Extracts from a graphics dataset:
========================================================================

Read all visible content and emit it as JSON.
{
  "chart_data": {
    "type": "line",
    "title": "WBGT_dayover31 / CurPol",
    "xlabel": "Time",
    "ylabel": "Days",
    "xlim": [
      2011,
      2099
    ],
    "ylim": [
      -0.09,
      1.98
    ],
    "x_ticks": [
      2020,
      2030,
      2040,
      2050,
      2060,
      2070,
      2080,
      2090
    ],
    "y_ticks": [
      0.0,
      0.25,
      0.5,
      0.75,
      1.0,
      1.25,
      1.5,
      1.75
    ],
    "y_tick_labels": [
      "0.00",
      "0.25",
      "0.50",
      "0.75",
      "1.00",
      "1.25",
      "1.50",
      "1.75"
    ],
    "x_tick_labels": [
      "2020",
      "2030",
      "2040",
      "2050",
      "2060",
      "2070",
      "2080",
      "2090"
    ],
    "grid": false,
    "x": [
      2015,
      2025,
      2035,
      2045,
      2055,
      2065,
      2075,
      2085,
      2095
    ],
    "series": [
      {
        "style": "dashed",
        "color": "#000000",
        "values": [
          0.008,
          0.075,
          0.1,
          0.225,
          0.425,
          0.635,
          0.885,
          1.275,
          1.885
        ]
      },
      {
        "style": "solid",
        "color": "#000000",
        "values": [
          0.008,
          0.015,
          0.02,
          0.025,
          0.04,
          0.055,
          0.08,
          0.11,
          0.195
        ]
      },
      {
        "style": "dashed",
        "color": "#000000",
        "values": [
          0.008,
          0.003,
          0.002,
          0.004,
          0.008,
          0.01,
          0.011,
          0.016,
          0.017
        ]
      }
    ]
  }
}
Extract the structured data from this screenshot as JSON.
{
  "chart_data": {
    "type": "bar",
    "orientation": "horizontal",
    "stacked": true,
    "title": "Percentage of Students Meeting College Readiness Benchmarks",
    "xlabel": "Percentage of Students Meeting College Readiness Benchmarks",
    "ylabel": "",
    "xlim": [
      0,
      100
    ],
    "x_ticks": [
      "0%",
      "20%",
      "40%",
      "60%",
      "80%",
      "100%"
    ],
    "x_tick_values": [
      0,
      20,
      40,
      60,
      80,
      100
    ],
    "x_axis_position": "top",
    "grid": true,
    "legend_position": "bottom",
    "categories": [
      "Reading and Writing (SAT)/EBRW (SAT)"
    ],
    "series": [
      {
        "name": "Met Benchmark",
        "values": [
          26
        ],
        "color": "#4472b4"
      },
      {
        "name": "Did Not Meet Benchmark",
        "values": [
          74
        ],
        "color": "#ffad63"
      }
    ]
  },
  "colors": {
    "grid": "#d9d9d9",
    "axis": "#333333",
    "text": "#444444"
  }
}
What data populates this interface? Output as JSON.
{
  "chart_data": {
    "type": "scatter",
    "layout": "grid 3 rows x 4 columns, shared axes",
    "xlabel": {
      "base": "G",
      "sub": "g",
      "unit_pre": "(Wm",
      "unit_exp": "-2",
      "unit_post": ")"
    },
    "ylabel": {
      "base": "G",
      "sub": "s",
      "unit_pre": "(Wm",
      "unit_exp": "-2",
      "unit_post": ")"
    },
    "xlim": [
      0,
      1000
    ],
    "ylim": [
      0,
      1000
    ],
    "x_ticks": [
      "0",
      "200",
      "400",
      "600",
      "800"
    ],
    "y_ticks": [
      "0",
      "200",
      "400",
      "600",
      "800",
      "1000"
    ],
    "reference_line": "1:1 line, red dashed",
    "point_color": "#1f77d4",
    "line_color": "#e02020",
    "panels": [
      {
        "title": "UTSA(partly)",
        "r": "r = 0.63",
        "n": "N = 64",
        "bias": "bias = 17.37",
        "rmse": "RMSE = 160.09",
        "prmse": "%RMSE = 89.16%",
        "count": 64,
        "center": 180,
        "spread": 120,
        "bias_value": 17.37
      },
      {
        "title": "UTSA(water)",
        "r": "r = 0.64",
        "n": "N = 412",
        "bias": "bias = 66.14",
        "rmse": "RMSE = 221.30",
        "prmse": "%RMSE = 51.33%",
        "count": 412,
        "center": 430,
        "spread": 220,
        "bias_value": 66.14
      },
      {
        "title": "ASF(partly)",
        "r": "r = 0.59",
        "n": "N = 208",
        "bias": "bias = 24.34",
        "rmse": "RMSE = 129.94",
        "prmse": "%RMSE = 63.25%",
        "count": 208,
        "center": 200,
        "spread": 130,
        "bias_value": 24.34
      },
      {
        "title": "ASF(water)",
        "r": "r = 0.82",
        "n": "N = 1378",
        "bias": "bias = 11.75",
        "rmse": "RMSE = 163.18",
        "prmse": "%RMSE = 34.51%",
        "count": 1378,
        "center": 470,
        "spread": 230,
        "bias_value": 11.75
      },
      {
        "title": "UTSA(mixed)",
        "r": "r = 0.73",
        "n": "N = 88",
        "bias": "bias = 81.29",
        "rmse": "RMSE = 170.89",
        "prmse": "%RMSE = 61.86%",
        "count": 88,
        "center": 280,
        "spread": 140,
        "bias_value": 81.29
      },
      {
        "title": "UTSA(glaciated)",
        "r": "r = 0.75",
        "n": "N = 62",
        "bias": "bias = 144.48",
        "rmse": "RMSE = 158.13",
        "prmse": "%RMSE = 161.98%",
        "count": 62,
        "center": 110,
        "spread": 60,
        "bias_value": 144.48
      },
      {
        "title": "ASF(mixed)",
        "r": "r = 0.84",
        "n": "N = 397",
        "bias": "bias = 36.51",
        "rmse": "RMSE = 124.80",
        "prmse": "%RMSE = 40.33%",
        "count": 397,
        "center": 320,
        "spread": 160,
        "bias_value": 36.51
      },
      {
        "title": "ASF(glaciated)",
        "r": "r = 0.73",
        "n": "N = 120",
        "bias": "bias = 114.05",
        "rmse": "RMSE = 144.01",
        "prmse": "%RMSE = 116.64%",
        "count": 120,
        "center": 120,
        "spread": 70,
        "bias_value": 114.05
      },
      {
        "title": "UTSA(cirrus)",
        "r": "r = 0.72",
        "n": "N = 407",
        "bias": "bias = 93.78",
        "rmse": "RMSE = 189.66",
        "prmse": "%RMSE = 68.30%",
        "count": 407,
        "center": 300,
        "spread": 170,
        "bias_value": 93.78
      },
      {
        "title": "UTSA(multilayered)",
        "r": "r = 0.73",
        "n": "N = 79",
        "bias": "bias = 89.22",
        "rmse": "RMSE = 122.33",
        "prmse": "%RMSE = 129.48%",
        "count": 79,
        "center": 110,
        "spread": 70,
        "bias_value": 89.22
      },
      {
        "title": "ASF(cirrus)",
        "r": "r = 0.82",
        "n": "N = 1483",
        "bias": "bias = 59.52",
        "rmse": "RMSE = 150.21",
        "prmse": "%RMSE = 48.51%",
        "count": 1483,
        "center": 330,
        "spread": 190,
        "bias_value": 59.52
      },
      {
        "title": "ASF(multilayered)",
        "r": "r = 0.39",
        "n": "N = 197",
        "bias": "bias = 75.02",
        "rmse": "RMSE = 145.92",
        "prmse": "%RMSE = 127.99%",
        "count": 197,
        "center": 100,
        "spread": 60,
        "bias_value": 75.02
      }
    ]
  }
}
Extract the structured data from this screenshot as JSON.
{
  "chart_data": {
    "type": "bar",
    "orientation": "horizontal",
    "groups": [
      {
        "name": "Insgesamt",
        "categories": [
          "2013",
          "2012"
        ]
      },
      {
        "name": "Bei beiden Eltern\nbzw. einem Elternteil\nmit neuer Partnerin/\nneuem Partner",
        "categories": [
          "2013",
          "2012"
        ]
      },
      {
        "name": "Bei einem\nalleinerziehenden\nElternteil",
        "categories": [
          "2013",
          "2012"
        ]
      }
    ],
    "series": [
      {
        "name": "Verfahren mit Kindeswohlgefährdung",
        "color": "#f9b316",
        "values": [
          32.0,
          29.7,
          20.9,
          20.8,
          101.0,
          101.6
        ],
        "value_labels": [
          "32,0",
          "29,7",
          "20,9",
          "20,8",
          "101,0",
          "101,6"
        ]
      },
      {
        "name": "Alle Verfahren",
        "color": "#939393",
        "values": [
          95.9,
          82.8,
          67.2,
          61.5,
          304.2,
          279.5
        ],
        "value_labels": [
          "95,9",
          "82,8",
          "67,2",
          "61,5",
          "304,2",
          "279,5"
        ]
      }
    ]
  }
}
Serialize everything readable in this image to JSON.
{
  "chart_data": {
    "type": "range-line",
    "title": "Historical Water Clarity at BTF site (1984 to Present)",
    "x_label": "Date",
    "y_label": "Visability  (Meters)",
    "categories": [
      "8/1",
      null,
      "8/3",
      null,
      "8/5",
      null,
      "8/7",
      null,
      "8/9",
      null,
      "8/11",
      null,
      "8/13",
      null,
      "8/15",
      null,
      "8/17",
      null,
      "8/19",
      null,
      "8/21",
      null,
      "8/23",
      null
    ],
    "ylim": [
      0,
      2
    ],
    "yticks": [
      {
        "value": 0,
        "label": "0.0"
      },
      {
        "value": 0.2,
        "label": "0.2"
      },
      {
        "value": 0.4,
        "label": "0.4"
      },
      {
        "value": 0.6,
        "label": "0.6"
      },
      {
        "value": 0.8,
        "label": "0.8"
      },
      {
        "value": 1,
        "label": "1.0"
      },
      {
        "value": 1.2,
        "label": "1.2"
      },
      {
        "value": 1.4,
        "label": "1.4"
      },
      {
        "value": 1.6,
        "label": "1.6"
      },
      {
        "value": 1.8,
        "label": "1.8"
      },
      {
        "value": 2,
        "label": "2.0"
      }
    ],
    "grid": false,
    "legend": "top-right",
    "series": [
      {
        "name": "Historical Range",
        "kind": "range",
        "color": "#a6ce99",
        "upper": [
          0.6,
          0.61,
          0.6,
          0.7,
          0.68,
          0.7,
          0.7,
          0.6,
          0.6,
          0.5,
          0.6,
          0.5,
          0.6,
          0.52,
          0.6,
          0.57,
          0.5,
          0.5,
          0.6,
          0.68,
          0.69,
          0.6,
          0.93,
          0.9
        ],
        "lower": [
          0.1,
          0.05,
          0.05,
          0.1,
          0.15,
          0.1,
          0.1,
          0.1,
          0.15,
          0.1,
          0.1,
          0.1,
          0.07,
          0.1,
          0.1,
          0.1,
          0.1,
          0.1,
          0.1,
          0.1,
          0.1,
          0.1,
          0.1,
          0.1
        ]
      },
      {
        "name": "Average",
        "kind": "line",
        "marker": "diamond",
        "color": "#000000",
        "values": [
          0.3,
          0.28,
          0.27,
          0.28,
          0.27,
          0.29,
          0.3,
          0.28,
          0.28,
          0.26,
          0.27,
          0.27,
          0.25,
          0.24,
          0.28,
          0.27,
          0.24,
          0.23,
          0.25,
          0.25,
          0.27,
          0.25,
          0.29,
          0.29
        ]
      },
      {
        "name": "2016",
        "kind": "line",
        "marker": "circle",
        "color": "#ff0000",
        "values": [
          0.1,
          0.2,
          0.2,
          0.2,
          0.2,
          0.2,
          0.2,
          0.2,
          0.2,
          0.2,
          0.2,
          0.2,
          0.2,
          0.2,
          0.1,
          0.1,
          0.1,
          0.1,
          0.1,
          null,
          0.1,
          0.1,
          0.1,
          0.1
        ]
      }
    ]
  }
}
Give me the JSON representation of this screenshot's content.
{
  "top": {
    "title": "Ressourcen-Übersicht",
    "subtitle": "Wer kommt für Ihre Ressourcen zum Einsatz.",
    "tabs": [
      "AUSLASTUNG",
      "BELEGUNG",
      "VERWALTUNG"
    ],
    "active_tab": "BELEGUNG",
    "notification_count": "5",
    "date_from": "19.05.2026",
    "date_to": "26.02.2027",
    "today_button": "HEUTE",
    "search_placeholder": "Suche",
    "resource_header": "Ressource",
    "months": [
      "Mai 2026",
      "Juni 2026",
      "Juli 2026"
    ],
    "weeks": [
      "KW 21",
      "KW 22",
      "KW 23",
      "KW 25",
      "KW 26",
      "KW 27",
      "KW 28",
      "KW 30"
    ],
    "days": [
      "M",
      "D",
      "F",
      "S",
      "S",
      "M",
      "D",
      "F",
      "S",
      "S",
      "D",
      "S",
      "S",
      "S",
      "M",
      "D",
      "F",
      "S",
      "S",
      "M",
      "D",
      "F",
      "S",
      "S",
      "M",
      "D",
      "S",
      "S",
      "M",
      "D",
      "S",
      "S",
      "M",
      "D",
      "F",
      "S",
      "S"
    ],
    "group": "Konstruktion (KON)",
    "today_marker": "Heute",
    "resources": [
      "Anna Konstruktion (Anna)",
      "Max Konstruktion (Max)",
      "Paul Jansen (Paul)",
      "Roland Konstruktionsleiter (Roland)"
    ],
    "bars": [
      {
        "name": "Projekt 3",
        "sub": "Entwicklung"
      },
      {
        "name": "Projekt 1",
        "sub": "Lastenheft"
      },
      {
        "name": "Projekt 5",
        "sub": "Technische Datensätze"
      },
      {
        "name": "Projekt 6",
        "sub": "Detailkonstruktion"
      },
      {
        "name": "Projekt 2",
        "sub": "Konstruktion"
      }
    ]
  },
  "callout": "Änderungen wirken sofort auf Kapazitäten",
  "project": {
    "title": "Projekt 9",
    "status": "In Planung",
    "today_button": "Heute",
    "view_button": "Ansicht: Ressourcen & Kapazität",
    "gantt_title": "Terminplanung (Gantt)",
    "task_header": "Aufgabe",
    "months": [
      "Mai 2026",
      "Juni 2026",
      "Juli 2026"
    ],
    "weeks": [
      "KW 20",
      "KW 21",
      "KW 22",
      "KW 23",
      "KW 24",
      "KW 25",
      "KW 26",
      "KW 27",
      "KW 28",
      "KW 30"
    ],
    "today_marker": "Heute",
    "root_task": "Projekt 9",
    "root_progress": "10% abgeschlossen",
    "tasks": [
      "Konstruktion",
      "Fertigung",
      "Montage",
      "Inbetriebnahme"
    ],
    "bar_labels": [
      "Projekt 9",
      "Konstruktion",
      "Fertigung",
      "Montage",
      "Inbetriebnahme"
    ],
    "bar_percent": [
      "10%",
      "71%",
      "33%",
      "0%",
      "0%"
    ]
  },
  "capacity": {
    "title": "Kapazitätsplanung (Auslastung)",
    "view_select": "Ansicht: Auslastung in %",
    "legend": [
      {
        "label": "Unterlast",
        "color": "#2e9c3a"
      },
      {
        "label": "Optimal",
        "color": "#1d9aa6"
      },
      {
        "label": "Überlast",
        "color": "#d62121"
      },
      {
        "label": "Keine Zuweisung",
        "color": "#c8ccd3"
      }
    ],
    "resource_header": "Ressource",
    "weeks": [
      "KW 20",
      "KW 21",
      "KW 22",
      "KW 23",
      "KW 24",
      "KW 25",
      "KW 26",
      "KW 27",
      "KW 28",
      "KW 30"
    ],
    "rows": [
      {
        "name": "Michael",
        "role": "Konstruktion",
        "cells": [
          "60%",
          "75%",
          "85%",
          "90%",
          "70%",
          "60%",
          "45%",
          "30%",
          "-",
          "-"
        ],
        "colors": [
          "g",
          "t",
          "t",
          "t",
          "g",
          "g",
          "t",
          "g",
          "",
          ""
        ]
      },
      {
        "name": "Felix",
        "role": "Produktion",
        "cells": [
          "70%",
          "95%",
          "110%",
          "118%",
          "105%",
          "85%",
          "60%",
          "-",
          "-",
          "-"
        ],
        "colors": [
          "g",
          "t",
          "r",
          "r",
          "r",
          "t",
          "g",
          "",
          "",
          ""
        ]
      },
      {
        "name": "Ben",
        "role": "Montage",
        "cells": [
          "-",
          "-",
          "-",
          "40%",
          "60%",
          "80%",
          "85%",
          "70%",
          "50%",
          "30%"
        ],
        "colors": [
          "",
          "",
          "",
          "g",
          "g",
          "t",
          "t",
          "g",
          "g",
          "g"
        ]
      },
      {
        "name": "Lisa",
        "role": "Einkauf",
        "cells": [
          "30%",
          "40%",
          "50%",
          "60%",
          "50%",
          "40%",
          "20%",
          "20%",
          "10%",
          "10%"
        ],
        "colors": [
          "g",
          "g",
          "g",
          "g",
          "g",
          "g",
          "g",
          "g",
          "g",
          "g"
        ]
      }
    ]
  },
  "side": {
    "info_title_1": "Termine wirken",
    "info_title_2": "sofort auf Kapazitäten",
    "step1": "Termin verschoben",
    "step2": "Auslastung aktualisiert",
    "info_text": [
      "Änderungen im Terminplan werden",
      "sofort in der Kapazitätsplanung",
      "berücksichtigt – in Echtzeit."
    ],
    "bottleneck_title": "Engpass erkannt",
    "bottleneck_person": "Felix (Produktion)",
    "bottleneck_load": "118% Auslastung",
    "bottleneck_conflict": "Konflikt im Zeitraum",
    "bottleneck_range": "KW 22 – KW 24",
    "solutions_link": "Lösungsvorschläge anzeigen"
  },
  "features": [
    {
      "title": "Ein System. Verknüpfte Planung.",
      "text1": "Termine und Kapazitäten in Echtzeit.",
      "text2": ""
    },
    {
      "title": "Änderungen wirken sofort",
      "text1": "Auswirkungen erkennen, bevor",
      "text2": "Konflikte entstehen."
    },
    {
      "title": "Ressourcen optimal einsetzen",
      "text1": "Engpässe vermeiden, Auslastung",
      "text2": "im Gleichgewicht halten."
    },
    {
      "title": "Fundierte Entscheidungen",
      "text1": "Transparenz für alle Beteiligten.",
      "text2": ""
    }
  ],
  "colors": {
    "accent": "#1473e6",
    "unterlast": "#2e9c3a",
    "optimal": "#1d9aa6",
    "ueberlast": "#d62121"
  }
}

========================================================================

— Instructions for the task —
Copy out every line holding the string "Produktion".

— Response for this exercise —
        "role": "Produktion",
    "bottleneck_person": "Felix (Produktion)",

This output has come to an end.